SET EXERCISE
Output the entries verbatim, including every line.

(Figure data in JSON)
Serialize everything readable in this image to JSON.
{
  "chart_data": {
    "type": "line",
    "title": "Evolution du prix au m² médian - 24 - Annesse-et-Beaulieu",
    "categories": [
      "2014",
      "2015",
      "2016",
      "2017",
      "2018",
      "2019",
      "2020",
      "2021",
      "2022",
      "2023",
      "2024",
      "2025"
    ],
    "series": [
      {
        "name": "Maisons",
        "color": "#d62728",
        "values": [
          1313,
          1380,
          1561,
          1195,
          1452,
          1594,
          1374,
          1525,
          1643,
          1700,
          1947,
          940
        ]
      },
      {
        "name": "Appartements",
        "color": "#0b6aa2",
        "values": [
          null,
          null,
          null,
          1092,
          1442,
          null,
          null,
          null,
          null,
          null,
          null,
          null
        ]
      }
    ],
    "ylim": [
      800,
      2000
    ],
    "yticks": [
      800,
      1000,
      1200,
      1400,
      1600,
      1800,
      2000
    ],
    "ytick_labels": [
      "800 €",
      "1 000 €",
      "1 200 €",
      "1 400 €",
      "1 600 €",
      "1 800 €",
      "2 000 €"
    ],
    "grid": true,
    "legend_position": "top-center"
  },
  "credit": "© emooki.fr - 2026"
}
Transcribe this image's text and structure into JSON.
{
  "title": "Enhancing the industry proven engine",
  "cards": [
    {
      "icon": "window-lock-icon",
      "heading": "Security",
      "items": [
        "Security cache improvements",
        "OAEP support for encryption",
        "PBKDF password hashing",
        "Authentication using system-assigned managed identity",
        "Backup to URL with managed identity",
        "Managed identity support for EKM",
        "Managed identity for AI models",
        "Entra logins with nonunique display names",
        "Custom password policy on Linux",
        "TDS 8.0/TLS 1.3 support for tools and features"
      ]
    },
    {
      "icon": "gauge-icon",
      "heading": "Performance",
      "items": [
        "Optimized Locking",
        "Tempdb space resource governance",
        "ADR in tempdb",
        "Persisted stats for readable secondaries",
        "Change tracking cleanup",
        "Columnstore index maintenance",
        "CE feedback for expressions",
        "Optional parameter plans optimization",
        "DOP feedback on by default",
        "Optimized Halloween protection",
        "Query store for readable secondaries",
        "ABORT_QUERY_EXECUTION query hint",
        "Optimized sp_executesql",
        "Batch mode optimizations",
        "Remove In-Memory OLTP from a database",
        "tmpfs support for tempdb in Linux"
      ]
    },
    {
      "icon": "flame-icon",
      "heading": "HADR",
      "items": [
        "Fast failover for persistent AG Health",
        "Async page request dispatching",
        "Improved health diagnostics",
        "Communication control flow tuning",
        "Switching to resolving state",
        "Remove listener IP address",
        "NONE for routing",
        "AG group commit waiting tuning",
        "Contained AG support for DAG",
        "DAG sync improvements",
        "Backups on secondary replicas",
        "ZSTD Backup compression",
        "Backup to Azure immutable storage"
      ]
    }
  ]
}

THE REPLY
Serialize everything readable in this image to JSON.
{
  "chart_data": {
    "type": "line",
    "title": "Evolution du prix au m² médian - 24 - Annesse-et-Beaulieu",
    "categories": [
      "2014",
      "2015",
      "2016",
      "2017",
      "2018",
      "2019",
      "2020",
      "2021",
      "2022",
      "2023",
      "2024",
      "2025"
    ],
    "series": [
      {
        "name": "Maisons",
        "color": "#d62728",
        "values": [
          1313,
          1380,
          1561,
          1195,
          1452,
          1594,
          1374,
          1525,
          1643,
          1700,
          1947,
          940
        ]
      },
      {
        "name": "Appartements",
        "color": "#0b6aa2",
        "values": [
          null,
          null,
          null,
          1092,
          1442,
          null,
          null,
          null,
          null,
          null,
          null,
          null
        ]
      }
    ],
    "ylim": [
      800,
      2000
    ],
    "yticks": [
      800,
      1000,
      1200,
      1400,
      1600,
      1800,
      2000
    ],
    "ytick_labels": [
      "800 €",
      "1 000 €",
      "1 200 €",
      "1 400 €",
      "1 600 €",
      "1 800 €",
      "2 000 €"
    ],
    "grid": true,
    "legend_position": "top-center"
  },
  "credit": "© emooki.fr - 2026"
}
Transcribe this image's text and structure into JSON.
{
  "title": "Enhancing the industry proven engine",
  "cards": [
    {
      "icon": "window-lock-icon",
      "heading": "Security",
      "items": [
        "Security cache improvements",
        "OAEP support for encryption",
        "PBKDF password hashing",
        "Authentication using system-assigned managed identity",
        "Backup to URL with managed identity",
        "Managed identity support for EKM",
        "Managed identity for AI models",
        "Entra logins with nonunique display names",
        "Custom password policy on Linux",
        "TDS 8.0/TLS 1.3 support for tools and features"
      ]
    },
    {
      "icon": "gauge-icon",
      "heading": "Performance",
      "items": [
        "Optimized Locking",
        "Tempdb space resource governance",
        "ADR in tempdb",
        "Persisted stats for readable secondaries",
        "Change tracking cleanup",
        "Columnstore index maintenance",
        "CE feedback for expressions",
        "Optional parameter plans optimization",
        "DOP feedback on by default",
        "Optimized Halloween protection",
        "Query store for readable secondaries",
        "ABORT_QUERY_EXECUTION query hint",
        "Optimized sp_executesql",
        "Batch mode optimizations",
        "Remove In-Memory OLTP from a database",
        "tmpfs support for tempdb in Linux"
      ]
    },
    {
      "icon": "flame-icon",
      "heading": "HADR",
      "items": [
        "Fast failover for persistent AG Health",
        "Async page request dispatching",
        "Improved health diagnostics",
        "Communication control flow tuning",
        "Switching to resolving state",
        "Remove listener IP address",
        "NONE for routing",
        "AG group commit waiting tuning",
        "Contained AG support for DAG",
        "DAG sync improvements",
        "Backups on secondary replicas",
        "ZSTD Backup compression",
        "Backup to Azure immutable storage"
      ]
    }
  ]
}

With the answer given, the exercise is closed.